Document section
=-=-=-=-=
Classical CD Reissues, Part 2   Oct. 2003

SCRIABIN: Complete Symphonies = Symphony No. 1 in E Major, Symphony No. 2 in C Minor, Symphony No. 3 “Le Divin Poeme,” Prometheus - Poem of Fire, Piano Concerto in F Sharp Minor, Reverie, Poem of Ecstasy - Peter Jablonski, piano/Brigitte Balleys, mezzo/Sergei Larin, tenor/Berlin Radio Choir/German Symphony Orchestra, Berlin/Vladimir Ashkenazy - Decca 473 971-2 (3 CDs):

That toward the end of his life Scriabin was a bit loose in his loafers is fairly clear, though he had created early on a body of enchanting piano music highly influenced by Chopin. He had exaggerated ideas about himself and his place in music, taking some of Wagner’s theories about radical music drama into stratospheric realms. But he created one of the most unique individual styles of any composer in his big orchestral works, as well as his piano sonatas. A pervasive sensuality and ecstatic feeling is found in most of these works. Only Messiaen has consistently worked in the latter area, and it is interesting that both composers came to their individual sounds via spiritual means - although entirely different ones: pantheistic/occult in the case of Scriabin and Catholic in the case of Messiaen.

The Piano Concerto was Scriabin’s first large-scale symphony work, with a virtuosic solo part. The First Symphony is his version of Beethoven’s Ninth, with a grand finale complete with vocal soloists, a chorus, and a message in praise of art. With the Second the composer made more of an individual statement, using contrasting “active” and “passive” themes. Occult and mystical ideas were beginning to occupy him at this time. The brilliant March finale always makes me think of soundtrack music for a Soviet propaganda film, but it was a couple decades before that. I still find it brilliantly stirring music that I can’t help conducting a bit when I hear it.
=-=-=-=-=
Data lines

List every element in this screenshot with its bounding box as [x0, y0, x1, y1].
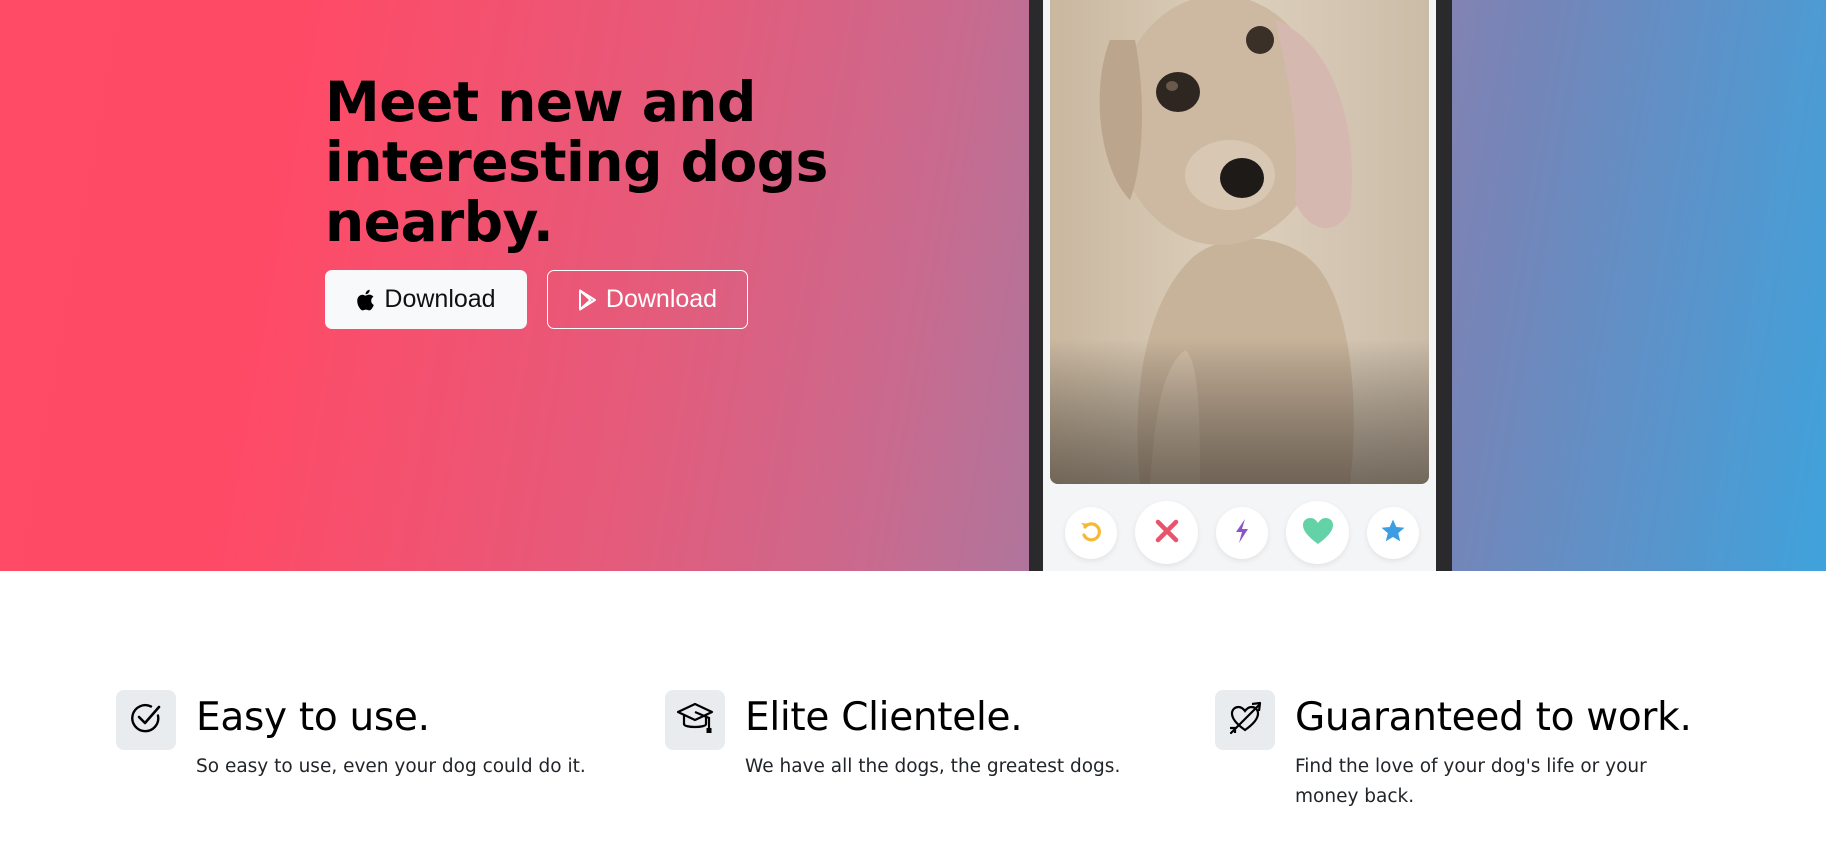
=-=-=-=-=
Written instruction A
Return the passage of the Scriabin review that begins at the words "That toward the" and stops after "case of Messiaen.".
Written instruction B
According to the Scriabin review, what does the First Symphony's grand finale include?
The listing has no connection to the Scriabin review.

Expected output A
That toward the end of his life Scriabin was a bit loose in his loafers is fairly clear, though he had created early on a body of enchanting piano music highly influenced by Chopin. He had exaggerated ideas about himself and his place in music, taking some of Wagner’s theories about radical music drama into stratospheric realms. But he created one of the most unique individual styles of any composer in his big orchestral works, as well as his piano sonatas. A pervasive sensuality and ecstatic feeling is found in most of these works. Only Messiaen has consistently worked in the latter area, and it is interesting that both composers came to their individual sounds via spiritual means - although entirely different ones: pantheistic/occult in the case of Scriabin and Catholic in the case of Messiaen.

Expected output B
Vocal soloists, a chorus, and a message in praise of art.